- [Given task] Revise the items between the line holding "List UI elements" and the line holding "334, 97, 348]", inclusive, replacing "pixel coordinates" with "bounding box coordinates" and leaving everything else unchanged. Leave the pictures out of your answer.

- [Exercise material]

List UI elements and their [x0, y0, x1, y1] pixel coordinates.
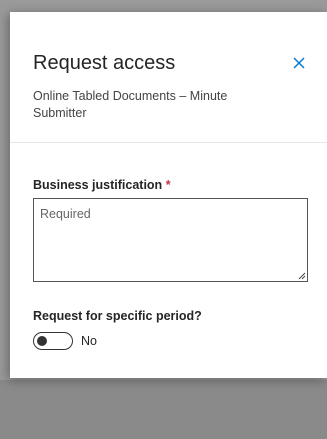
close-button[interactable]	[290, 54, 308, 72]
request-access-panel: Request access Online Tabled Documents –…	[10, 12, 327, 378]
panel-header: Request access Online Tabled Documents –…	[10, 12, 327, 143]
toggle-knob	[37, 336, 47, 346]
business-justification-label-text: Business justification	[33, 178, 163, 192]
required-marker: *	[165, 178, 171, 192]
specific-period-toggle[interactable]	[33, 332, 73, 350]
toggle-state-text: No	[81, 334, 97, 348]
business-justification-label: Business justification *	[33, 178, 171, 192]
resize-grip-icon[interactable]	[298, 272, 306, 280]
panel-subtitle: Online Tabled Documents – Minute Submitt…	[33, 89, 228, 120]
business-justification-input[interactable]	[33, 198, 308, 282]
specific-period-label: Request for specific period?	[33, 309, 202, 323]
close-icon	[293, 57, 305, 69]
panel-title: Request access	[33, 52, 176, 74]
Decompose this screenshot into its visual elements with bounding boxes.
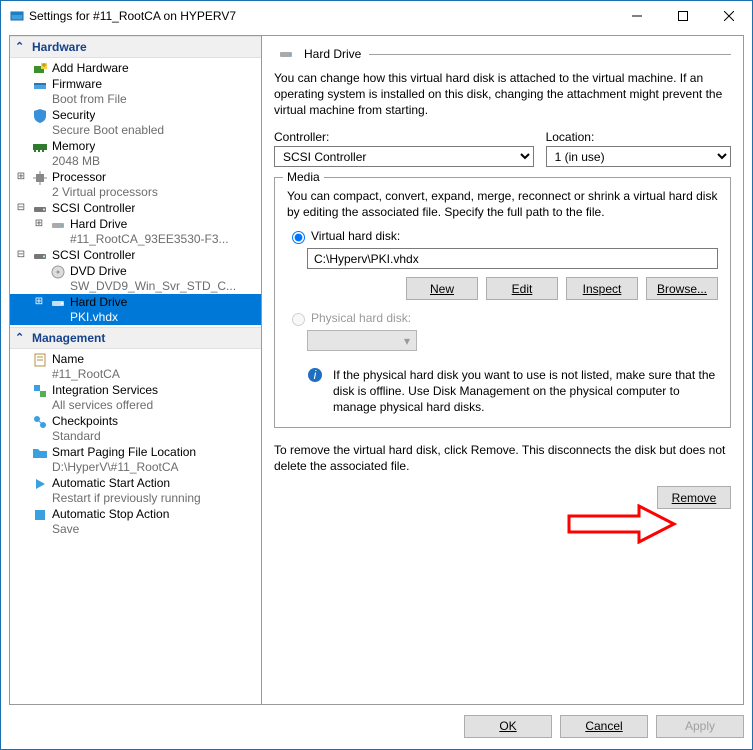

--

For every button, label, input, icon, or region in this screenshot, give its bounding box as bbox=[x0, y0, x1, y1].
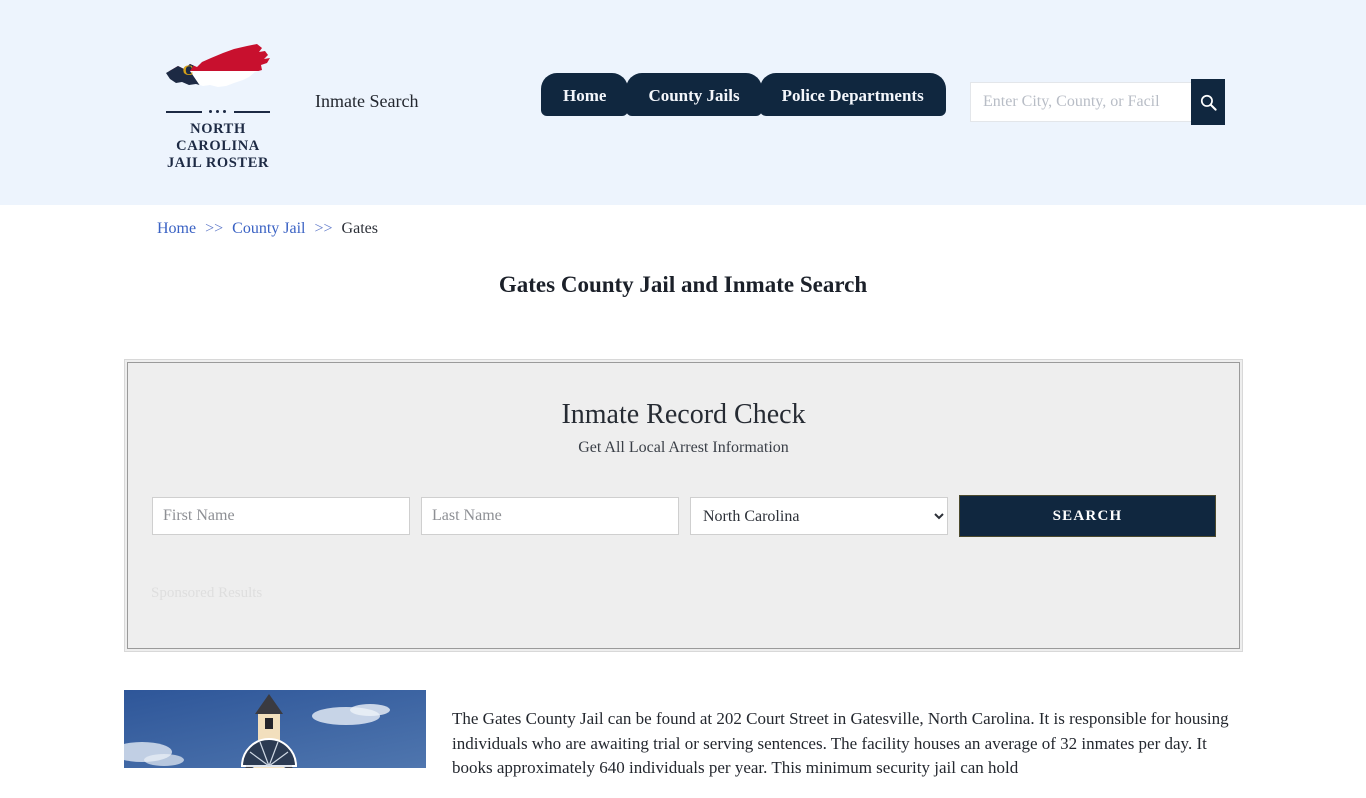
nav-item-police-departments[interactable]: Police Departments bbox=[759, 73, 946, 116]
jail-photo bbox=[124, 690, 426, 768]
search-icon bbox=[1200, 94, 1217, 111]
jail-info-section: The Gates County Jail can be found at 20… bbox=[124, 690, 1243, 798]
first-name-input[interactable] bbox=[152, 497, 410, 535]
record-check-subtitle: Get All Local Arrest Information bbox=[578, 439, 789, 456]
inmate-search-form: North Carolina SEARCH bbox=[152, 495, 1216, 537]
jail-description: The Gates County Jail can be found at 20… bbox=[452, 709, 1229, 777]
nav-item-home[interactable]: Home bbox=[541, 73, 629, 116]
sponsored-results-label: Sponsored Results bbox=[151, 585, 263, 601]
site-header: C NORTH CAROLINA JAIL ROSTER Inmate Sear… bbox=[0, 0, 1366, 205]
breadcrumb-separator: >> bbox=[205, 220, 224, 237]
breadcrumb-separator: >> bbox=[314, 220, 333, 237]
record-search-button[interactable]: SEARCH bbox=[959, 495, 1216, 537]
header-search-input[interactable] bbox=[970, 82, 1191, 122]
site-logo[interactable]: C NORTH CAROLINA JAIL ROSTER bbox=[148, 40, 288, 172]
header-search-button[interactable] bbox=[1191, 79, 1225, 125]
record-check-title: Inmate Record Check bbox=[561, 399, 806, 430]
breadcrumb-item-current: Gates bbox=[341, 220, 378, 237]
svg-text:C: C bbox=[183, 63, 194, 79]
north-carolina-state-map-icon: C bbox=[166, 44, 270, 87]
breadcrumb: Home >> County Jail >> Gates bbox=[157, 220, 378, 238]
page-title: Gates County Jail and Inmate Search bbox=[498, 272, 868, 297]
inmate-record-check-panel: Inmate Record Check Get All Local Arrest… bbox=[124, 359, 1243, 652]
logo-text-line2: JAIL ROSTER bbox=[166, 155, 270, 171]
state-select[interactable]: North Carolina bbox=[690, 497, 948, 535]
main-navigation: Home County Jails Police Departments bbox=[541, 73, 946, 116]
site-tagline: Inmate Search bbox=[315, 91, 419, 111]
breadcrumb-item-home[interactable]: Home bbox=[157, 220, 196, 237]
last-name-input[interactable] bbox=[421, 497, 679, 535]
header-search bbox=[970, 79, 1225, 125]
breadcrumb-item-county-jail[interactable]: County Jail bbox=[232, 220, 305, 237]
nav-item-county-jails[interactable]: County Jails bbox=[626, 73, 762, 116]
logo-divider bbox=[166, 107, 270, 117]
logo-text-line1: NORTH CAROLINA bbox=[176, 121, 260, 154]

- [Task solution]
List UI elements and their [x0, y0, x1, y1] bounding box coordinates.
close-button[interactable]	[290, 54, 308, 72]
request-access-panel: Request access Online Tabled Documents –…	[10, 12, 327, 378]
panel-header: Request access Online Tabled Documents –…	[10, 12, 327, 143]
toggle-knob	[37, 336, 47, 346]
business-justification-label-text: Business justification	[33, 178, 163, 192]
required-marker: *	[165, 178, 171, 192]
specific-period-toggle[interactable]	[33, 332, 73, 350]
toggle-state-text: No	[81, 334, 97, 348]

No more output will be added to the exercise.